Written problem: List each line in which the string "Supervisor" appears.

☆ ☆ ☆ ☆ ☆

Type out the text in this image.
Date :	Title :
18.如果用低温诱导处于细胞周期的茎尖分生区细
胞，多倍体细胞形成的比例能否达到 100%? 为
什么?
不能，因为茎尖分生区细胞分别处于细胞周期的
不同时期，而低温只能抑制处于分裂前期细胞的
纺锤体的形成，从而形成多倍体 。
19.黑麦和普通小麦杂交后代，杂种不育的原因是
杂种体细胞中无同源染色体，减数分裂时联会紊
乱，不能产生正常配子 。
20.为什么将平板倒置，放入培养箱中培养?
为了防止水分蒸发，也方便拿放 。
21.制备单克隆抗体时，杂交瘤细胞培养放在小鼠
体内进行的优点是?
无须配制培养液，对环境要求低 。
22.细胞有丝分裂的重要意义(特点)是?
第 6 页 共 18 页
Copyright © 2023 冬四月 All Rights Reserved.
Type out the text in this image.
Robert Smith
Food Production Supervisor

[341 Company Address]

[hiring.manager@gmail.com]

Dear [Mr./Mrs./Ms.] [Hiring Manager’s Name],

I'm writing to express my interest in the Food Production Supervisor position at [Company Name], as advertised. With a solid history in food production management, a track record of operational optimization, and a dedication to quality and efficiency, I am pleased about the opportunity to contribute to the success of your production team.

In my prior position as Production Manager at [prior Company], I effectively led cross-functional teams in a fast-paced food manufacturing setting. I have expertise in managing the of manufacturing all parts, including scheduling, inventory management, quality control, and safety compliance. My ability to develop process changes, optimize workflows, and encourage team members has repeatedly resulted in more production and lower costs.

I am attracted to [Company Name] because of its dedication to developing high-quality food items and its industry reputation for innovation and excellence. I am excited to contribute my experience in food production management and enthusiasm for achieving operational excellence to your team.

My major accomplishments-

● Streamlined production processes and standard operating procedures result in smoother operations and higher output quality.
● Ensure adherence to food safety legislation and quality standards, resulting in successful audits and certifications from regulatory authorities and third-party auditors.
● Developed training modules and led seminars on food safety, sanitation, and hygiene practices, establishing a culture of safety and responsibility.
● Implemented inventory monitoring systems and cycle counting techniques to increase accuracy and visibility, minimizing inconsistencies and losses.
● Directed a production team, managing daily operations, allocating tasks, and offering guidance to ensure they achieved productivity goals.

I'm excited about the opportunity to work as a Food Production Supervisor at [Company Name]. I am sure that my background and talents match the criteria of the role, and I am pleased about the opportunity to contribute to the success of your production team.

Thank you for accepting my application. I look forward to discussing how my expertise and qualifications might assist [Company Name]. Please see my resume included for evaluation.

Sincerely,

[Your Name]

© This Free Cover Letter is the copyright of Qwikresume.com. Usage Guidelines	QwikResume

☆ ☆ ☆ ☆ ☆

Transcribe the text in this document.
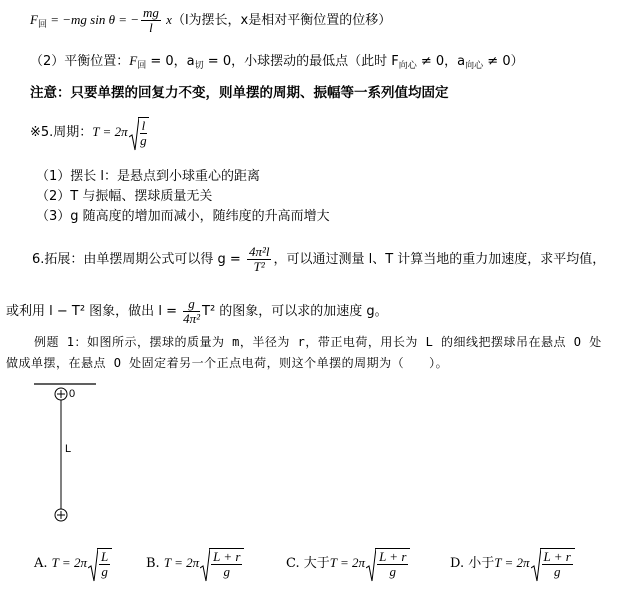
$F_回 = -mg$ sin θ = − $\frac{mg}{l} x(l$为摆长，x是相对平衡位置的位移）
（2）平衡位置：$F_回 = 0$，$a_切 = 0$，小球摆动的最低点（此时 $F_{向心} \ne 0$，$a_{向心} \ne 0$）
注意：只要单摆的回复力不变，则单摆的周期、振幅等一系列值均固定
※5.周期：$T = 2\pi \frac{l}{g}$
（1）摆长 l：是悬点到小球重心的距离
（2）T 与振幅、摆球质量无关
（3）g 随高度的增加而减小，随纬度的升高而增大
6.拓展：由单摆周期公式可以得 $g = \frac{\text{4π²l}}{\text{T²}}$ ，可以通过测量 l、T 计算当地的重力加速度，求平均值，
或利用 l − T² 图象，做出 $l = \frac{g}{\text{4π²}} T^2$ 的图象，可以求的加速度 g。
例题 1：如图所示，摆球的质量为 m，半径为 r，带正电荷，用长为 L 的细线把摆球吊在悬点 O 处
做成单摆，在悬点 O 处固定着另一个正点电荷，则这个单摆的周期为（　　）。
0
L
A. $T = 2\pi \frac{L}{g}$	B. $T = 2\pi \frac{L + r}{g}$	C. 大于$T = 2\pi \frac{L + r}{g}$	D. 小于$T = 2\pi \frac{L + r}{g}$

☆ ☆ ☆ ☆ ☆

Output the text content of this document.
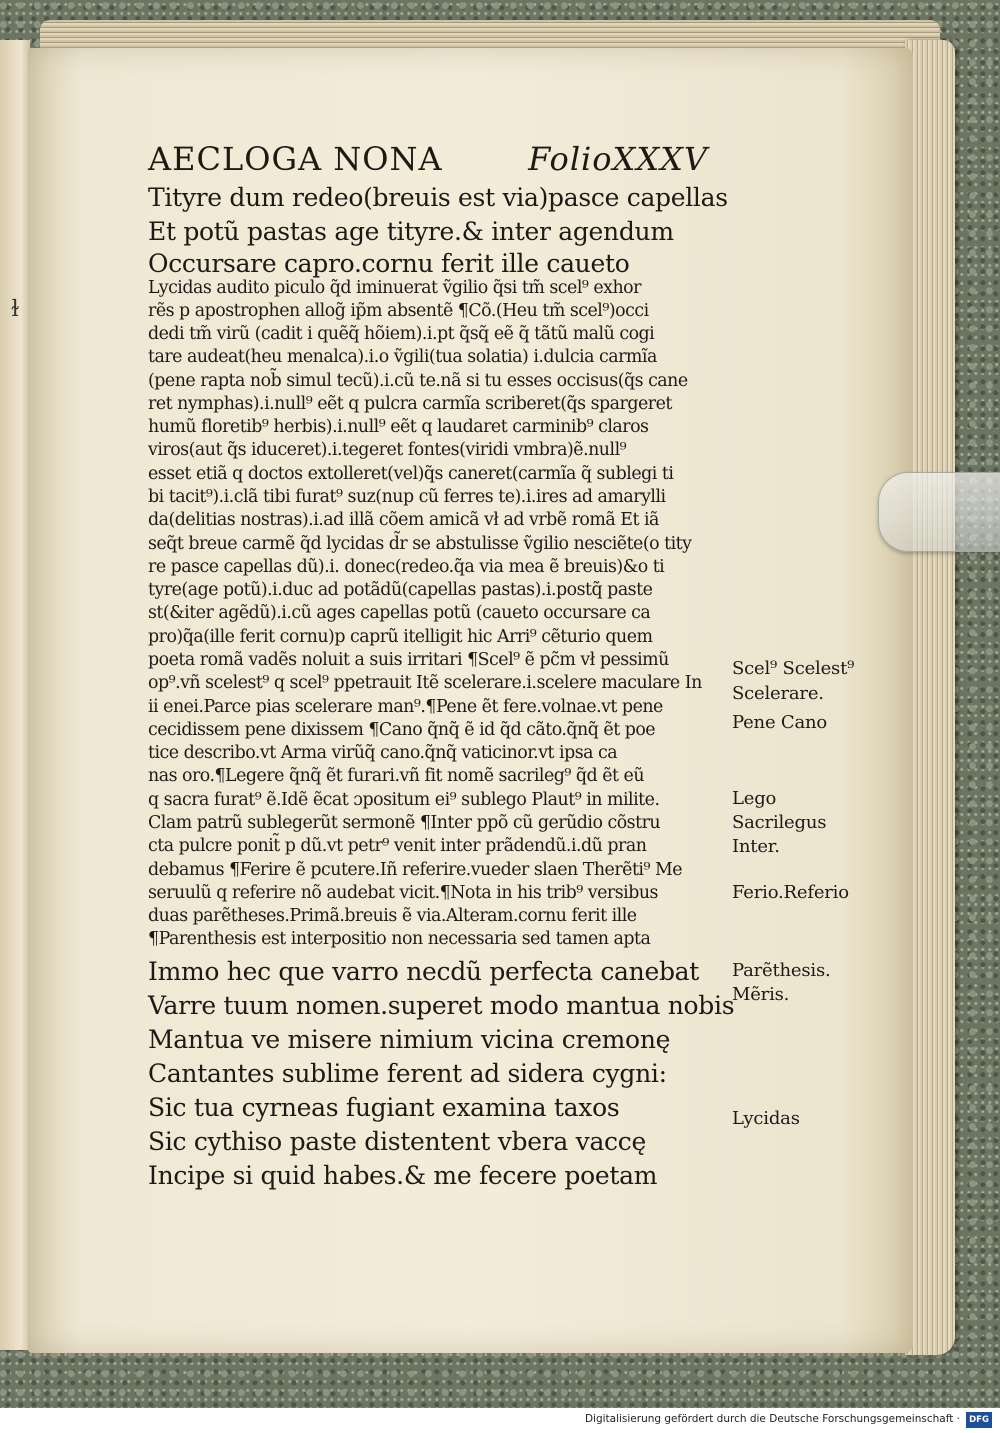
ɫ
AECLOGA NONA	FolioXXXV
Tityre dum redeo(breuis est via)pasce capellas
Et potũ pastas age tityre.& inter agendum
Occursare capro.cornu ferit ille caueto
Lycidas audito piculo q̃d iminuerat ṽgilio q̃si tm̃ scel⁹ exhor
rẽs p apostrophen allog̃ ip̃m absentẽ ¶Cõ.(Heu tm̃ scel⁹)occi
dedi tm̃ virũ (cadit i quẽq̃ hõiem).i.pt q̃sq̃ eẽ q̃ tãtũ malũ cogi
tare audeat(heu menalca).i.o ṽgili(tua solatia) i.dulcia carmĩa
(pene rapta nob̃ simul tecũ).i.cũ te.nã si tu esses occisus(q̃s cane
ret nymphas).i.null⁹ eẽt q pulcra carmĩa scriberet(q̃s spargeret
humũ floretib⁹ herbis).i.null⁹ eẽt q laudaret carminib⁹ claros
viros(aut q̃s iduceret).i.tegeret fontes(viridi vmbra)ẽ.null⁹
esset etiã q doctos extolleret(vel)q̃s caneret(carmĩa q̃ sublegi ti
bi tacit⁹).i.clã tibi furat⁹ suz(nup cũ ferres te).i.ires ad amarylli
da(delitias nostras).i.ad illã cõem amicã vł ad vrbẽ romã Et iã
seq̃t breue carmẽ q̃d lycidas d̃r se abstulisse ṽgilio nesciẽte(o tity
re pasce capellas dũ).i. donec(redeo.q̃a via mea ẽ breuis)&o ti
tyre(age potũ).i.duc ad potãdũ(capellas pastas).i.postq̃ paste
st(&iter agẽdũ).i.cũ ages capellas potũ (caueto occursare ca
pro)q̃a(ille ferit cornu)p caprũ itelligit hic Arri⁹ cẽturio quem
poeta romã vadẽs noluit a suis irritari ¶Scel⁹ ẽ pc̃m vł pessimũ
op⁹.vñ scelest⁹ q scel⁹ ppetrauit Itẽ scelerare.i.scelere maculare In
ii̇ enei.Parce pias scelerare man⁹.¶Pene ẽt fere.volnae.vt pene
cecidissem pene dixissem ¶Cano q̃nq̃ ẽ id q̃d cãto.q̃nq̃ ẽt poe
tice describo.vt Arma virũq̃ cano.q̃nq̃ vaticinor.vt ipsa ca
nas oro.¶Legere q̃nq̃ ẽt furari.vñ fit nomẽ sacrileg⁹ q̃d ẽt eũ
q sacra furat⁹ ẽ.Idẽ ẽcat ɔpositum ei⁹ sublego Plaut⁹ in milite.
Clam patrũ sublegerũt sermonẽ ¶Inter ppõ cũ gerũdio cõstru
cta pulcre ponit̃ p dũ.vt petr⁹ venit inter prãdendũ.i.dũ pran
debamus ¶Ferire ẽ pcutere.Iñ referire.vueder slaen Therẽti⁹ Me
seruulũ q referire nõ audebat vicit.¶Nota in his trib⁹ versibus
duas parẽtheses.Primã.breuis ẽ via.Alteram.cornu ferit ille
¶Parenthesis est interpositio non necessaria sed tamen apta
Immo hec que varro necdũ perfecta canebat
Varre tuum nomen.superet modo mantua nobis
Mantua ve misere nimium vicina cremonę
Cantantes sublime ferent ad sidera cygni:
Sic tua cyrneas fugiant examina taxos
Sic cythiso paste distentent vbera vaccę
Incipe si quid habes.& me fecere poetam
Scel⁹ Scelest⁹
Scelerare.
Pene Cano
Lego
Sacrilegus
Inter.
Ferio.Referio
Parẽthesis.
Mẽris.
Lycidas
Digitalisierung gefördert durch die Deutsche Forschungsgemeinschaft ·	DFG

☆ ☆ ☆ ☆ ☆

Task response:
Food Production Supervisor
I'm writing to express my interest in the Food Production Supervisor position at [Company Name], as advertised. With a solid history in food production management, a track record of operational optimization, and a dedication to quality and efficiency, I am pleased about the opportunity to contribute to the success of your production team.
I'm excited about the opportunity to work as a Food Production Supervisor at [Company Name]. I am sure that my background and talents match the criteria of the role, and I am pleased about the opportunity to contribute to the success of your production team.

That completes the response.